▶

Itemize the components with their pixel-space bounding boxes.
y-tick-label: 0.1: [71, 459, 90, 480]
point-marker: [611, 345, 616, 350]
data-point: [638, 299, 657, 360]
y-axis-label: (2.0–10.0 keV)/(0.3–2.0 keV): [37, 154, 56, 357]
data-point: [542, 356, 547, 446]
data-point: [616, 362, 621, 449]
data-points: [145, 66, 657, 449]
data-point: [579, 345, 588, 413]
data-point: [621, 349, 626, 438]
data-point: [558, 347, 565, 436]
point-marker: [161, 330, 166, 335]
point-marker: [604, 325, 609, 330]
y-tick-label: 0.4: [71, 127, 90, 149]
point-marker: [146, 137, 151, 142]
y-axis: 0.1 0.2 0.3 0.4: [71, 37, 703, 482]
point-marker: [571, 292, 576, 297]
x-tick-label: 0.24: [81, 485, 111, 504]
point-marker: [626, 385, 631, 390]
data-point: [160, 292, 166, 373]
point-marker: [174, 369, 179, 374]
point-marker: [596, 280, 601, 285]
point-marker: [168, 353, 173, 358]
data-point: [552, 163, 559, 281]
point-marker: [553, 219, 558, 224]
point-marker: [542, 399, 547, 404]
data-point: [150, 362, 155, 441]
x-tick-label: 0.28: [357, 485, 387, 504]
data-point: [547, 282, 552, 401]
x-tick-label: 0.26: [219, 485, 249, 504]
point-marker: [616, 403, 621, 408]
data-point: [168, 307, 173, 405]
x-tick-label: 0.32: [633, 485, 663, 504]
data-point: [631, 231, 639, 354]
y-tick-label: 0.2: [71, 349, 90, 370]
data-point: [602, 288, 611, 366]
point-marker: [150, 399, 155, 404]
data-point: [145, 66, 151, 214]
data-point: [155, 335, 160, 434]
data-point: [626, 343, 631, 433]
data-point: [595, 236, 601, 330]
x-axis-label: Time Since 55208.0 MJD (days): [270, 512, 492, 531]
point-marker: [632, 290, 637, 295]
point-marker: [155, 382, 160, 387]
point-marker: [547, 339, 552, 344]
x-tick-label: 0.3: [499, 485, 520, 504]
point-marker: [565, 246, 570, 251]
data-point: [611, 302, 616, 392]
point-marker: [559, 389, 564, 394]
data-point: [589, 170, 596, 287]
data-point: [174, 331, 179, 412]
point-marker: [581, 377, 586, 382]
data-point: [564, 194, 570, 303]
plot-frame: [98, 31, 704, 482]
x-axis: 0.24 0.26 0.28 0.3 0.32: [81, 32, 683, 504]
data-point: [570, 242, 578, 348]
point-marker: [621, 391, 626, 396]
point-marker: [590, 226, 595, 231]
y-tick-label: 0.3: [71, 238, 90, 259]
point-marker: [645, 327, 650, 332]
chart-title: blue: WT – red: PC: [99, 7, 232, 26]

◀

TASK GOAL: Transcribe every entry above verbatim, keeping each line as it stands.

WRITTEN RESPONSE:
Itemize the components with their pixel-space bounding boxes.
y-tick-label: 0.1: [71, 459, 90, 480]
point-marker: [611, 345, 616, 350]
data-point: [638, 299, 657, 360]
y-axis-label: (2.0–10.0 keV)/(0.3–2.0 keV): [37, 154, 56, 357]
data-point: [542, 356, 547, 446]
data-point: [616, 362, 621, 449]
data-points: [145, 66, 657, 449]
data-point: [579, 345, 588, 413]
data-point: [621, 349, 626, 438]
data-point: [558, 347, 565, 436]
point-marker: [161, 330, 166, 335]
point-marker: [604, 325, 609, 330]
y-tick-label: 0.4: [71, 127, 90, 149]
point-marker: [146, 137, 151, 142]
y-axis: 0.1 0.2 0.3 0.4: [71, 37, 703, 482]
point-marker: [571, 292, 576, 297]
x-tick-label: 0.24: [81, 485, 111, 504]
point-marker: [626, 385, 631, 390]
data-point: [160, 292, 166, 373]
point-marker: [174, 369, 179, 374]
point-marker: [596, 280, 601, 285]
point-marker: [168, 353, 173, 358]
data-point: [552, 163, 559, 281]
point-marker: [553, 219, 558, 224]
point-marker: [542, 399, 547, 404]
data-point: [150, 362, 155, 441]
x-tick-label: 0.28: [357, 485, 387, 504]
data-point: [547, 282, 552, 401]
x-tick-label: 0.26: [219, 485, 249, 504]
point-marker: [616, 403, 621, 408]
data-point: [168, 307, 173, 405]
x-tick-label: 0.32: [633, 485, 663, 504]
data-point: [631, 231, 639, 354]
y-tick-label: 0.2: [71, 349, 90, 370]
data-point: [602, 288, 611, 366]
point-marker: [150, 399, 155, 404]
data-point: [145, 66, 151, 214]
data-point: [155, 335, 160, 434]
data-point: [626, 343, 631, 433]
data-point: [595, 236, 601, 330]
x-axis-label: Time Since 55208.0 MJD (days): [270, 512, 492, 531]
point-marker: [632, 290, 637, 295]
point-marker: [155, 382, 160, 387]
point-marker: [547, 339, 552, 344]
x-tick-label: 0.3: [499, 485, 520, 504]
point-marker: [565, 246, 570, 251]
data-point: [611, 302, 616, 392]
point-marker: [559, 389, 564, 394]
data-point: [589, 170, 596, 287]
data-point: [174, 331, 179, 412]
point-marker: [581, 377, 586, 382]
data-point: [564, 194, 570, 303]
plot-frame: [98, 31, 704, 482]
x-axis: 0.24 0.26 0.28 0.3 0.32: [81, 32, 683, 504]
data-point: [570, 242, 578, 348]
point-marker: [621, 391, 626, 396]
point-marker: [590, 226, 595, 231]
y-tick-label: 0.3: [71, 238, 90, 259]
point-marker: [645, 327, 650, 332]
chart-title: blue: WT – red: PC: [99, 7, 232, 26]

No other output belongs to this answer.